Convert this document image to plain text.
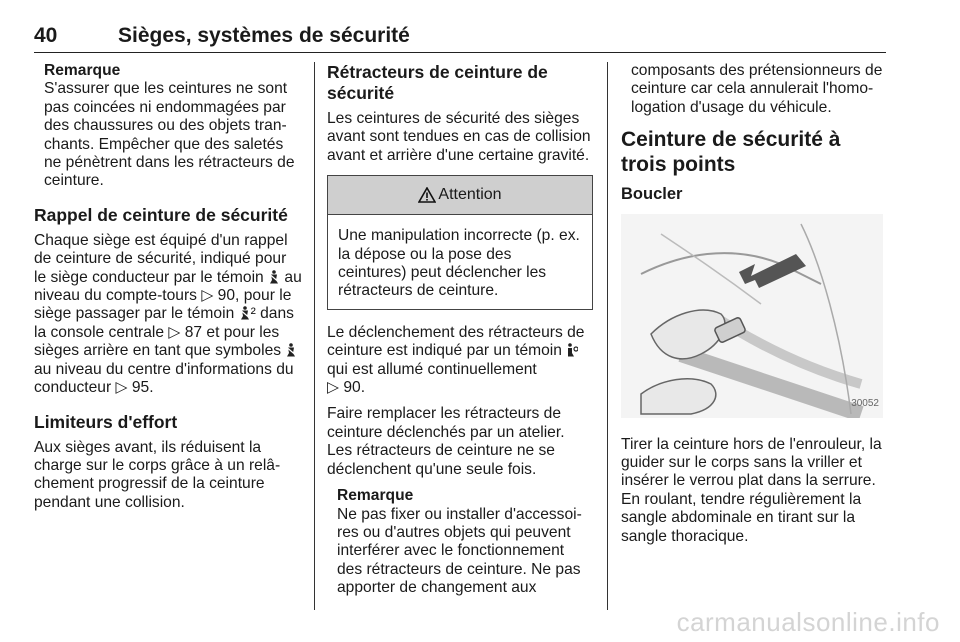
40	Sièges, systèmes de sécurité

Remarque

S'assurer que les ceintures ne sont pas coincées ni endommagées par des chaussures ou des objets tranchants. Empêcher que des saletés ne pénètrent dans les rétracteurs de ceinture.

Rappel de ceinture de sécurité

Chaque siège est équipé d'un rappel de ceinture de sécurité, indiqué pour le siège conducteur par le témoin au niveau du compte-tours ▷ 90, pour le siège passager par le témoin ² dans la console centrale ▷ 87 et pour les sièges arrière en tant que symboles  au niveau du centre d'informations du conducteur ▷ 95.

Limiteurs d'effort

Aux sièges avant, ils réduisent la charge sur le corps grâce à un relâchement progressif de la ceinture pendant une collision.

Rétracteurs de ceinture de sécurité

Les ceintures de sécurité des sièges avant sont tendues en cas de collision avant et arrière d'une certaine gravité.

Attention
Une manipulation incorrecte (p. ex. la dépose ou la pose des ceintures) peut déclencher les rétracteurs de ceinture.

Le déclenchement des rétracteurs de ceinture est indiqué par un témoin  qui est allumé continuellement
▷ 90.

Faire remplacer les rétracteurs de ceinture déclenchés par un atelier. Les rétracteurs de ceinture ne se déclenchent qu'une seule fois.

Remarque

Ne pas fixer ou installer d'accessoires ou d'autres objets qui peuvent interférer avec le fonctionnement des rétracteurs de ceinture. Ne pas apporter de changement aux

composants des prétensionneurs de ceinture car cela annulerait l'homologation d'usage du véhicule.

Ceinture de sécurité à trois points
Boucler
30052

Tirer la ceinture hors de l'enrouleur, la guider sur le corps sans la vriller et insérer le verrou plat dans la serrure. En roulant, tendre régulièrement la sangle abdominale en tirant sur la sangle thoracique.

carmanualsonline.info
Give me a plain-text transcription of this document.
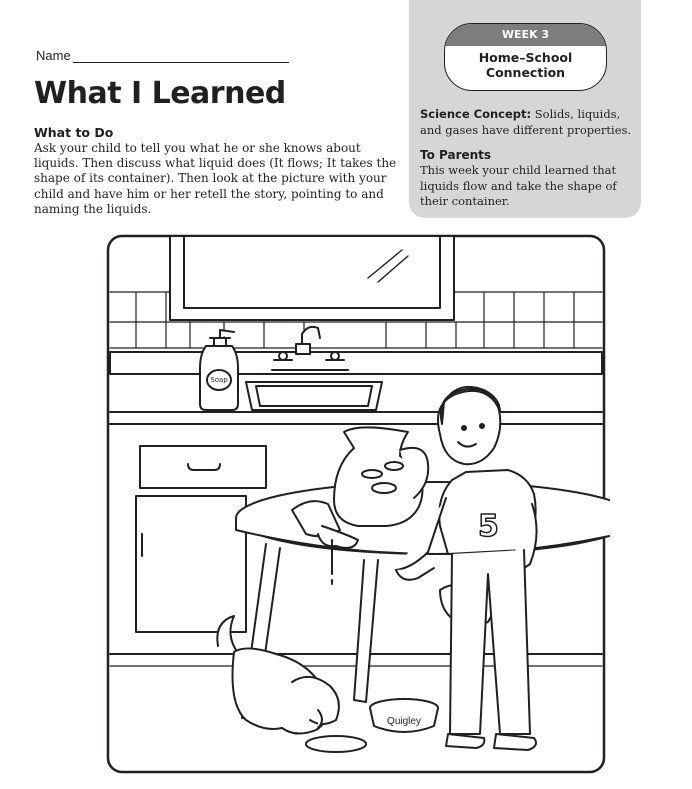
Name
What I Learned
What to Do

Ask your child to tell you what he or she knows about liquids. Then discuss what liquid does (It flows; It takes the shape of its container). Then look at the picture with your child and have him or her retell the story, pointing to and naming the liquids.

WEEK 3
Home–School
Connection

Science Concept: Solids, liquids, and gases have different properties.

To Parents

This week your child learned that liquids flow and take the shape of their container.

Soap
5
Quigley
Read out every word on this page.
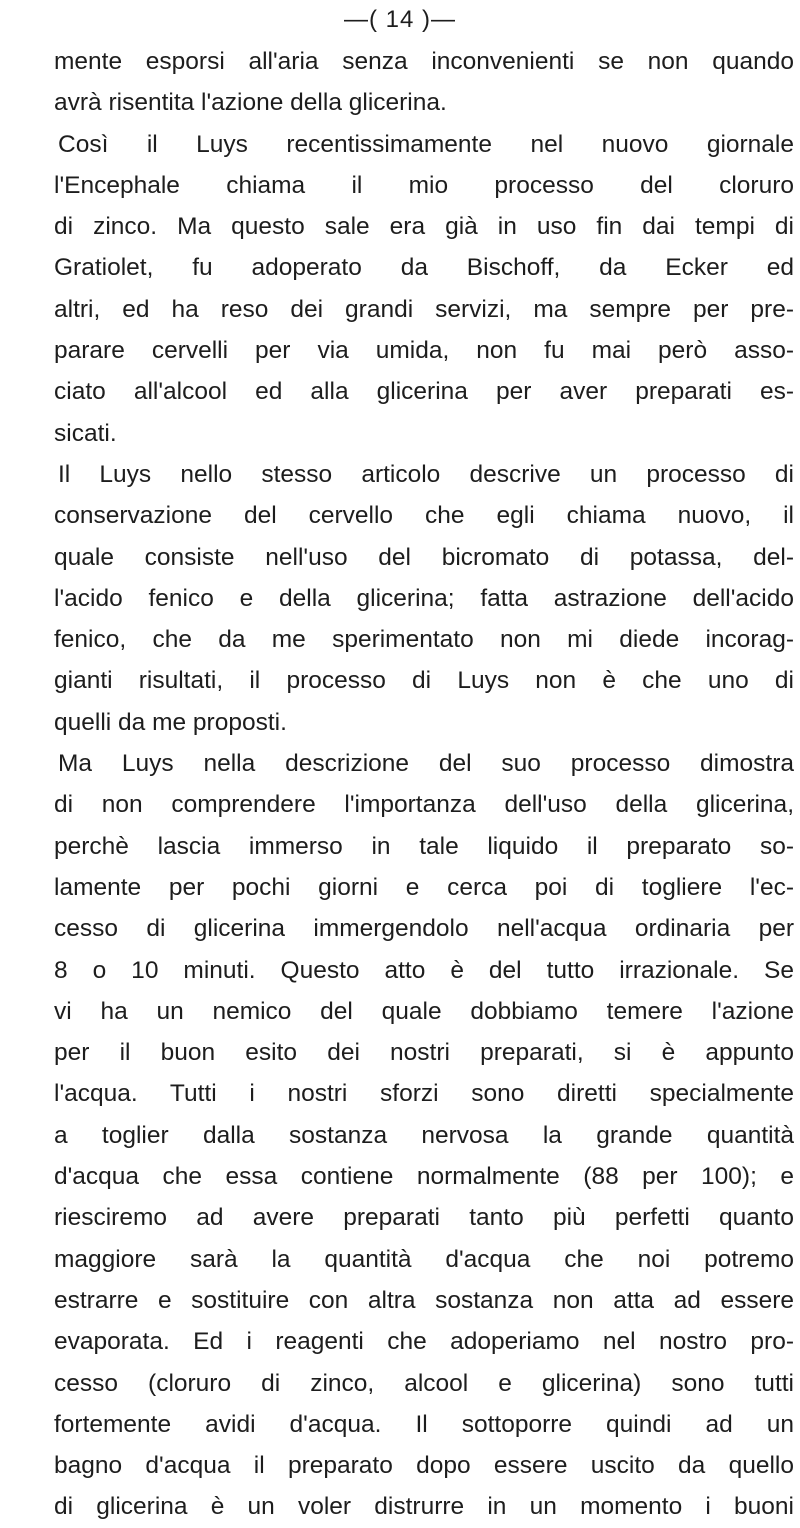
—( 14 )—
mente esporsi all'aria senza inconvenienti se non quando
avrà risentita l'azione della glicerina.
Così il Luys recentissimamente nel nuovo giornale
l'Encephale chiama il mio processo del cloruro
di zinco. Ma questo sale era già in uso fin dai tempi di
Gratiolet, fu adoperato da Bischoff, da Ecker ed
altri, ed ha reso dei grandi servizi, ma sempre per pre-
parare cervelli per via umida, non fu mai però asso-
ciato all'alcool ed alla glicerina per aver preparati es-
sicati.
Il Luys nello stesso articolo descrive un processo di
conservazione del cervello che egli chiama nuovo, il
quale consiste nell'uso del bicromato di potassa, del-
l'acido fenico e della glicerina; fatta astrazione dell'acido
fenico, che da me sperimentato non mi diede incorag-
gianti risultati, il processo di Luys non è che uno di
quelli da me proposti.
Ma Luys nella descrizione del suo processo dimostra
di non comprendere l'importanza dell'uso della glicerina,
perchè lascia immerso in tale liquido il preparato so-
lamente per pochi giorni e cerca poi di togliere l'ec-
cesso di glicerina immergendolo nell'acqua ordinaria per
8 o 10 minuti. Questo atto è del tutto irrazionale. Se
vi ha un nemico del quale dobbiamo temere l'azione
per il buon esito dei nostri preparati, si è appunto
l'acqua. Tutti i nostri sforzi sono diretti specialmente
a toglier dalla sostanza nervosa la grande quantità
d'acqua che essa contiene normalmente (88 per 100); e
riesciremo ad avere preparati tanto più perfetti quanto
maggiore sarà la quantità d'acqua che noi potremo
estrarre e sostituire con altra sostanza non atta ad essere
evaporata. Ed i reagenti che adoperiamo nel nostro pro-
cesso (cloruro di zinco, alcool e glicerina) sono tutti
fortemente avidi d'acqua. Il sottoporre quindi ad un
bagno d'acqua il preparato dopo essere uscito da quello
di glicerina è un voler distrurre in un momento i buoni
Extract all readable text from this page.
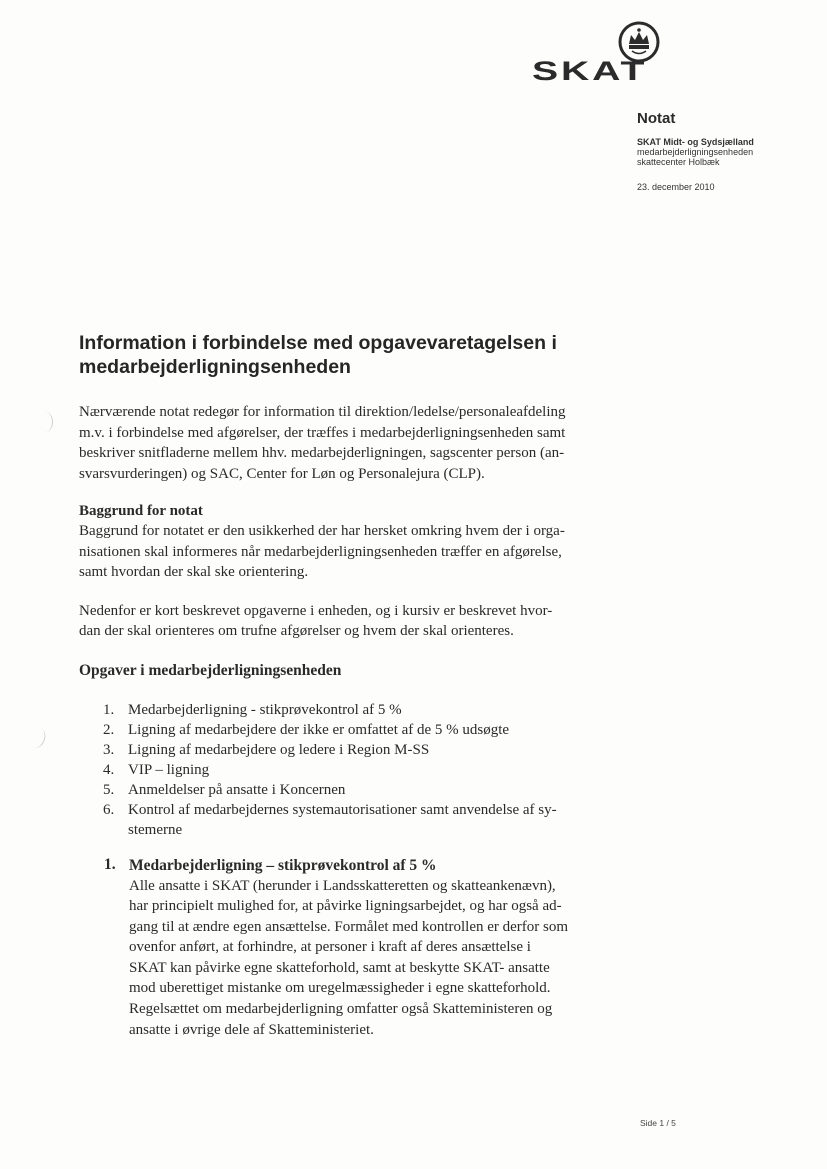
SKAT
Notat
SKAT Midt- og Sydsjælland
medarbejderligningsenheden
skattecenter Holbæk
23. december 2010
Information i forbindelse med opgavevaretagelsen i
medarbejderligningsenheden

Nærværende notat redegør for information til direktion/ledelse/personaleafdeling
m.v. i forbindelse med afgørelser, der træffes i medarbejderligningsenheden samt
beskriver snitfladerne mellem hhv. medarbejderligningen, sagscenter person (an-
svarsvurderingen) og SAC, Center for Løn og Personalejura (CLP).

Baggrund for notat

Baggrund for notatet er den usikkerhed der har hersket omkring hvem der i orga-
nisationen skal informeres når medarbejderligningsenheden træffer en afgørelse,
samt hvordan der skal ske orientering.

Nedenfor er kort beskrevet opgaverne i enheden, og i kursiv er beskrevet hvor-
dan der skal orienteres om trufne afgørelser og hvem der skal orienteres.

Opgaver i medarbejderligningsenheden

1. Medarbejderligning - stikprøvekontrol af 5 %
2. Ligning af medarbejdere der ikke er omfattet af de 5 % udsøgte
3. Ligning af medarbejdere og ledere i Region M-SS
4. VIP – ligning
5. Anmeldelser på ansatte i Koncernen
6. Kontrol af medarbejdernes systemautorisationer samt anvendelse af sy-
stemerne
1. Medarbejderligning – stikprøvekontrol af 5 %

Alle ansatte i SKAT (herunder i Landsskatteretten og skatteankenævn),
har principielt mulighed for, at påvirke ligningsarbejdet, og har også ad-
gang til at ændre egen ansættelse. Formålet med kontrollen er derfor som
ovenfor anført, at forhindre, at personer i kraft af deres ansættelse i
SKAT kan påvirke egne skatteforhold, samt at beskytte SKAT- ansatte
mod uberettiget mistanke om uregelmæssigheder i egne skatteforhold.
Regelsættet om medarbejderligning omfatter også Skatteministeren og
ansatte i øvrige dele af Skatteministeriet.

Side 1 / 5
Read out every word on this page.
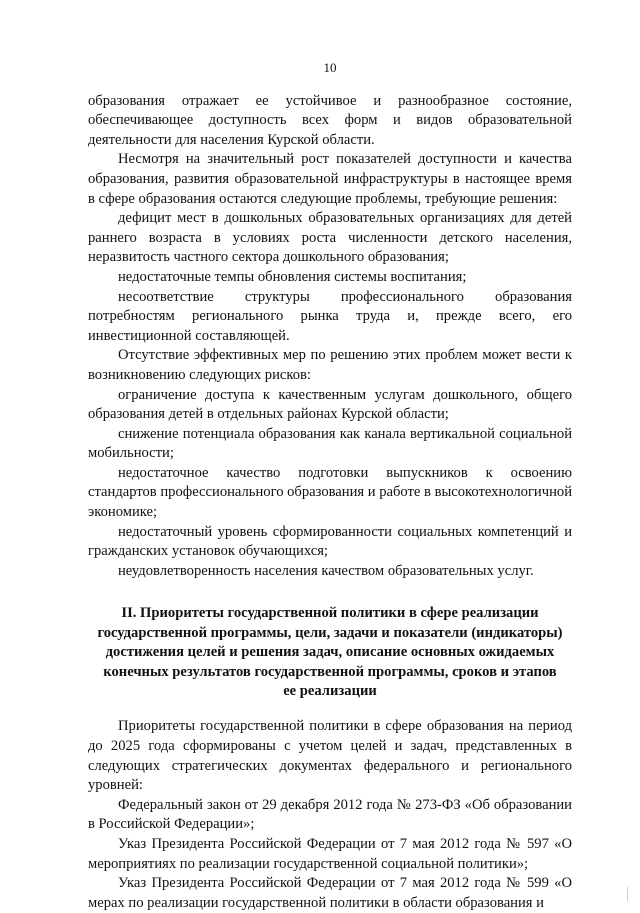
10

образования отражает ее устойчивое и разнообразное состояние, обеспечивающее доступность всех форм и видов образовательной деятельности для населения Курской области.

Несмотря на значительный рост показателей доступности и качества образования, развития образовательной инфраструктуры в настоящее время в сфере образования остаются следующие проблемы, требующие решения:

дефицит мест в дошкольных образовательных организациях для детей раннего возраста в условиях роста численности детского населения, неразвитость частного сектора дошкольного образования;

недостаточные темпы обновления системы воспитания;

несоответствие структуры профессионального образования потребностям регионального рынка труда и, прежде всего, его инвестиционной составляющей.

Отсутствие эффективных мер по решению этих проблем может вести к возникновению следующих рисков:

ограничение доступа к качественным услугам дошкольного, общего образования детей в отдельных районах Курской области;

снижение потенциала образования как канала вертикальной социальной мобильности;

недостаточное качество подготовки выпускников к освоению стандартов профессионального образования и работе в высокотехнологичной экономике;

недостаточный уровень сформированности социальных компетенций и гражданских установок обучающихся;

неудовлетворенность населения качеством образовательных услуг.

II. Приоритеты государственной политики в сфере реализации государственной программы, цели, задачи и показатели (индикаторы) достижения целей и решения задач, описание основных ожидаемых конечных результатов государственной программы, сроков и этапов ее реализации

Приоритеты государственной политики в сфере образования на период до 2025 года сформированы с учетом целей и задач, представленных в следующих стратегических документах федерального и регионального уровней:

Федеральный закон от 29 декабря 2012 года № 273-ФЗ «Об образовании в Российской Федерации»;

Указ Президента Российской Федерации от 7 мая 2012 года № 597 «О мероприятиях по реализации государственной социальной политики»;

Указ Президента Российской Федерации от 7 мая 2012 года № 599 «О мерах по реализации государственной политики в области образования и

EXERCISE DIRECTIONS: Reproduce all entries without any change, and omit the pictures.

EXERCISE RESPONSE:
Convert this document image to plain text.
40	Sièges, systèmes de sécurité

Remarque

S'assurer que les ceintures ne sont pas coincées ni endommagées par des chaussures ou des objets tranchants. Empêcher que des saletés ne pénètrent dans les rétracteurs de ceinture.

Rappel de ceinture de sécurité

Chaque siège est équipé d'un rappel de ceinture de sécurité, indiqué pour le siège conducteur par le témoin au niveau du compte-tours ▷ 90, pour le siège passager par le témoin ² dans la console centrale ▷ 87 et pour les sièges arrière en tant que symboles  au niveau du centre d'informations du conducteur ▷ 95.

Limiteurs d'effort

Aux sièges avant, ils réduisent la charge sur le corps grâce à un relâchement progressif de la ceinture pendant une collision.

Rétracteurs de ceinture de sécurité

Les ceintures de sécurité des sièges avant sont tendues en cas de collision avant et arrière d'une certaine gravité.

Attention
Une manipulation incorrecte (p. ex. la dépose ou la pose des ceintures) peut déclencher les rétracteurs de ceinture.

Le déclenchement des rétracteurs de ceinture est indiqué par un témoin  qui est allumé continuellement
▷ 90.

Faire remplacer les rétracteurs de ceinture déclenchés par un atelier. Les rétracteurs de ceinture ne se déclenchent qu'une seule fois.

Remarque

Ne pas fixer ou installer d'accessoires ou d'autres objets qui peuvent interférer avec le fonctionnement des rétracteurs de ceinture. Ne pas apporter de changement aux

composants des prétensionneurs de ceinture car cela annulerait l'homologation d'usage du véhicule.

Ceinture de sécurité à trois points
Boucler
30052

Tirer la ceinture hors de l'enrouleur, la guider sur le corps sans la vriller et insérer le verrou plat dans la serrure. En roulant, tendre régulièrement la sangle abdominale en tirant sur la sangle thoracique.

carmanualsonline.info
Give me a plain-text transcription of this document.
Name
What I Learned
What to Do

Ask your child to tell you what he or she knows about liquids. Then discuss what liquid does (It flows; It takes the shape of its container). Then look at the picture with your child and have him or her retell the story, pointing to and naming the liquids.

WEEK 3
Home–School
Connection

Science Concept: Solids, liquids, and gases have different properties.

To Parents

This week your child learned that liquids flow and take the shape of their container.

Soap
5
Quigley
Read out every word on this page.
—( 14 )—
mente esporsi all'aria senza inconvenienti se non quando
avrà risentita l'azione della glicerina.
Così il Luys recentissimamente nel nuovo giornale
l'Encephale chiama il mio processo del cloruro
di zinco. Ma questo sale era già in uso fin dai tempi di
Gratiolet, fu adoperato da Bischoff, da Ecker ed
altri, ed ha reso dei grandi servizi, ma sempre per pre-
parare cervelli per via umida, non fu mai però asso-
ciato all'alcool ed alla glicerina per aver preparati es-
sicati.
Il Luys nello stesso articolo descrive un processo di
conservazione del cervello che egli chiama nuovo, il
quale consiste nell'uso del bicromato di potassa, del-
l'acido fenico e della glicerina; fatta astrazione dell'acido
fenico, che da me sperimentato non mi diede incorag-
gianti risultati, il processo di Luys non è che uno di
quelli da me proposti.
Ma Luys nella descrizione del suo processo dimostra
di non comprendere l'importanza dell'uso della glicerina,
perchè lascia immerso in tale liquido il preparato so-
lamente per pochi giorni e cerca poi di togliere l'ec-
cesso di glicerina immergendolo nell'acqua ordinaria per
8 o 10 minuti. Questo atto è del tutto irrazionale. Se
vi ha un nemico del quale dobbiamo temere l'azione
per il buon esito dei nostri preparati, si è appunto
l'acqua. Tutti i nostri sforzi sono diretti specialmente
a toglier dalla sostanza nervosa la grande quantità
d'acqua che essa contiene normalmente (88 per 100); e
riesciremo ad avere preparati tanto più perfetti quanto
maggiore sarà la quantità d'acqua che noi potremo
estrarre e sostituire con altra sostanza non atta ad essere
evaporata. Ed i reagenti che adoperiamo nel nostro pro-
cesso (cloruro di zinco, alcool e glicerina) sono tutti
fortemente avidi d'acqua. Il sottoporre quindi ad un
bagno d'acqua il preparato dopo essere uscito da quello
di glicerina è un voler distrurre in un momento i buoni
Extract all readable text from this page.
SKAT
Notat
SKAT Midt- og Sydsjælland
medarbejderligningsenheden
skattecenter Holbæk
23. december 2010
Information i forbindelse med opgavevaretagelsen i
medarbejderligningsenheden

Nærværende notat redegør for information til direktion/ledelse/personaleafdeling
m.v. i forbindelse med afgørelser, der træffes i medarbejderligningsenheden samt
beskriver snitfladerne mellem hhv. medarbejderligningen, sagscenter person (an-
svarsvurderingen) og SAC, Center for Løn og Personalejura (CLP).

Baggrund for notat

Baggrund for notatet er den usikkerhed der har hersket omkring hvem der i orga-
nisationen skal informeres når medarbejderligningsenheden træffer en afgørelse,
samt hvordan der skal ske orientering.

Nedenfor er kort beskrevet opgaverne i enheden, og i kursiv er beskrevet hvor-
dan der skal orienteres om trufne afgørelser og hvem der skal orienteres.

Opgaver i medarbejderligningsenheden

1. Medarbejderligning - stikprøvekontrol af 5 %
2. Ligning af medarbejdere der ikke er omfattet af de 5 % udsøgte
3. Ligning af medarbejdere og ledere i Region M-SS
4. VIP – ligning
5. Anmeldelser på ansatte i Koncernen
6. Kontrol af medarbejdernes systemautorisationer samt anvendelse af sy-
stemerne
1. Medarbejderligning – stikprøvekontrol af 5 %

Alle ansatte i SKAT (herunder i Landsskatteretten og skatteankenævn),
har principielt mulighed for, at påvirke ligningsarbejdet, og har også ad-
gang til at ændre egen ansættelse. Formålet med kontrollen er derfor som
ovenfor anført, at forhindre, at personer i kraft af deres ansættelse i
SKAT kan påvirke egne skatteforhold, samt at beskytte SKAT- ansatte
mod uberettiget mistanke om uregelmæssigheder i egne skatteforhold.
Regelsættet om medarbejderligning omfatter også Skatteministeren og
ansatte i øvrige dele af Skatteministeriet.

Side 1 / 5
Read out every word on this page.
10

образования отражает ее устойчивое и разнообразное состояние, обеспечивающее доступность всех форм и видов образовательной деятельности для населения Курской области.

Несмотря на значительный рост показателей доступности и качества образования, развития образовательной инфраструктуры в настоящее время в сфере образования остаются следующие проблемы, требующие решения:

дефицит мест в дошкольных образовательных организациях для детей раннего возраста в условиях роста численности детского населения, неразвитость частного сектора дошкольного образования;

недостаточные темпы обновления системы воспитания;

несоответствие структуры профессионального образования потребностям регионального рынка труда и, прежде всего, его инвестиционной составляющей.

Отсутствие эффективных мер по решению этих проблем может вести к возникновению следующих рисков:

ограничение доступа к качественным услугам дошкольного, общего образования детей в отдельных районах Курской области;

снижение потенциала образования как канала вертикальной социальной мобильности;

недостаточное качество подготовки выпускников к освоению стандартов профессионального образования и работе в высокотехнологичной экономике;

недостаточный уровень сформированности социальных компетенций и гражданских установок обучающихся;

неудовлетворенность населения качеством образовательных услуг.

II. Приоритеты государственной политики в сфере реализации государственной программы, цели, задачи и показатели (индикаторы) достижения целей и решения задач, описание основных ожидаемых конечных результатов государственной программы, сроков и этапов ее реализации

Приоритеты государственной политики в сфере образования на период до 2025 года сформированы с учетом целей и задач, представленных в следующих стратегических документах федерального и регионального уровней:

Федеральный закон от 29 декабря 2012 года № 273-ФЗ «Об образовании в Российской Федерации»;

Указ Президента Российской Федерации от 7 мая 2012 года № 597 «О мероприятиях по реализации государственной социальной политики»;

Указ Президента Российской Федерации от 7 мая 2012 года № 599 «О мерах по реализации государственной политики в области образования и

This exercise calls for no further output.